Requirements ::
Print all the entries verbatim.

Entries shown ::
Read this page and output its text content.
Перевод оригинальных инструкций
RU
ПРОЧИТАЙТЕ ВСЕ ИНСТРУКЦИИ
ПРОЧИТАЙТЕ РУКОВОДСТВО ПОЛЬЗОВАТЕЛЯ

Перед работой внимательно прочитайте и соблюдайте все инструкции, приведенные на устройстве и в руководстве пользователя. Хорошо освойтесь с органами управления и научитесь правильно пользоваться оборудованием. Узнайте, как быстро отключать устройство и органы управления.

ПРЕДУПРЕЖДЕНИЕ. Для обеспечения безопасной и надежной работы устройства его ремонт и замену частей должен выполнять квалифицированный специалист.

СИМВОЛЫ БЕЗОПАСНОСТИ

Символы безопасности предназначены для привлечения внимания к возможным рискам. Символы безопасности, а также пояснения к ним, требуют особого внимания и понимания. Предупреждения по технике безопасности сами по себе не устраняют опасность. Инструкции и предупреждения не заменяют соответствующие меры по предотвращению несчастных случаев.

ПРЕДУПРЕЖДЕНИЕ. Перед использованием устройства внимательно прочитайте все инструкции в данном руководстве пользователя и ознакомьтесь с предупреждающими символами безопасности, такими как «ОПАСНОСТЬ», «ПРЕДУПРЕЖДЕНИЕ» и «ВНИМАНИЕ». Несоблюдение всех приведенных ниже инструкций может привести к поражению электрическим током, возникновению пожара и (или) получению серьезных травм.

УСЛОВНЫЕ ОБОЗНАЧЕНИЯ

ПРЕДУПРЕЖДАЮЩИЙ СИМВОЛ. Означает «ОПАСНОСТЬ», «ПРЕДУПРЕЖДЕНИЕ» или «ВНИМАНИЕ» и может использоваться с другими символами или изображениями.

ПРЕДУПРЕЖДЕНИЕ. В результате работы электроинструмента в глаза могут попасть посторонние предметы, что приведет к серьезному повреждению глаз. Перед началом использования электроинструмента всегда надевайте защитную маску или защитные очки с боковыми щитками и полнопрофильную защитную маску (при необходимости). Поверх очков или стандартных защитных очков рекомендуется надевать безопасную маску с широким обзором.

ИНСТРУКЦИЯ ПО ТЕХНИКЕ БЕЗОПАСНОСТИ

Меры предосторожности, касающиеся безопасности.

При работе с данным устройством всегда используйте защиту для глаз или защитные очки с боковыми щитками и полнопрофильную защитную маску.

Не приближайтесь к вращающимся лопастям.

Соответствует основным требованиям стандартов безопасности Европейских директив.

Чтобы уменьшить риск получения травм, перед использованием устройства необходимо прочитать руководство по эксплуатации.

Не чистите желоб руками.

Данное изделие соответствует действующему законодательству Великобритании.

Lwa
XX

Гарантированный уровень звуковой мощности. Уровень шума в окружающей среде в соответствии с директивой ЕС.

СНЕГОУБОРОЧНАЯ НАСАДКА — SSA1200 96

Answer ::
Read this page and output its text content.
Перевод оригинальных инструкций
RU
ПРОЧИТАЙТЕ ВСЕ ИНСТРУКЦИИ
ПРОЧИТАЙТЕ РУКОВОДСТВО ПОЛЬЗОВАТЕЛЯ

Перед работой внимательно прочитайте и соблюдайте все инструкции, приведенные на устройстве и в руководстве пользователя. Хорошо освойтесь с органами управления и научитесь правильно пользоваться оборудованием. Узнайте, как быстро отключать устройство и органы управления.

ПРЕДУПРЕЖДЕНИЕ. Для обеспечения безопасной и надежной работы устройства его ремонт и замену частей должен выполнять квалифицированный специалист.

СИМВОЛЫ БЕЗОПАСНОСТИ

Символы безопасности предназначены для привлечения внимания к возможным рискам. Символы безопасности, а также пояснения к ним, требуют особого внимания и понимания. Предупреждения по технике безопасности сами по себе не устраняют опасность. Инструкции и предупреждения не заменяют соответствующие меры по предотвращению несчастных случаев.

ПРЕДУПРЕЖДЕНИЕ. Перед использованием устройства внимательно прочитайте все инструкции в данном руководстве пользователя и ознакомьтесь с предупреждающими символами безопасности, такими как «ОПАСНОСТЬ», «ПРЕДУПРЕЖДЕНИЕ» и «ВНИМАНИЕ». Несоблюдение всех приведенных ниже инструкций может привести к поражению электрическим током, возникновению пожара и (или) получению серьезных травм.

УСЛОВНЫЕ ОБОЗНАЧЕНИЯ

ПРЕДУПРЕЖДАЮЩИЙ СИМВОЛ. Означает «ОПАСНОСТЬ», «ПРЕДУПРЕЖДЕНИЕ» или «ВНИМАНИЕ» и может использоваться с другими символами или изображениями.

ПРЕДУПРЕЖДЕНИЕ. В результате работы электроинструмента в глаза могут попасть посторонние предметы, что приведет к серьезному повреждению глаз. Перед началом использования электроинструмента всегда надевайте защитную маску или защитные очки с боковыми щитками и полнопрофильную защитную маску (при необходимости). Поверх очков или стандартных защитных очков рекомендуется надевать безопасную маску с широким обзором.

ИНСТРУКЦИЯ ПО ТЕХНИКЕ БЕЗОПАСНОСТИ

Меры предосторожности, касающиеся безопасности.

При работе с данным устройством всегда используйте защиту для глаз или защитные очки с боковыми щитками и полнопрофильную защитную маску.

Не приближайтесь к вращающимся лопастям.

Соответствует основным требованиям стандартов безопасности Европейских директив.

Чтобы уменьшить риск получения травм, перед использованием устройства необходимо прочитать руководство по эксплуатации.

Не чистите желоб руками.

Данное изделие соответствует действующему законодательству Великобритании.

Lwa
XX

Гарантированный уровень звуковой мощности. Уровень шума в окружающей среде в соответствии с директивой ЕС.

СНЕГОУБОРОЧНАЯ НАСАДКА — SSA1200 96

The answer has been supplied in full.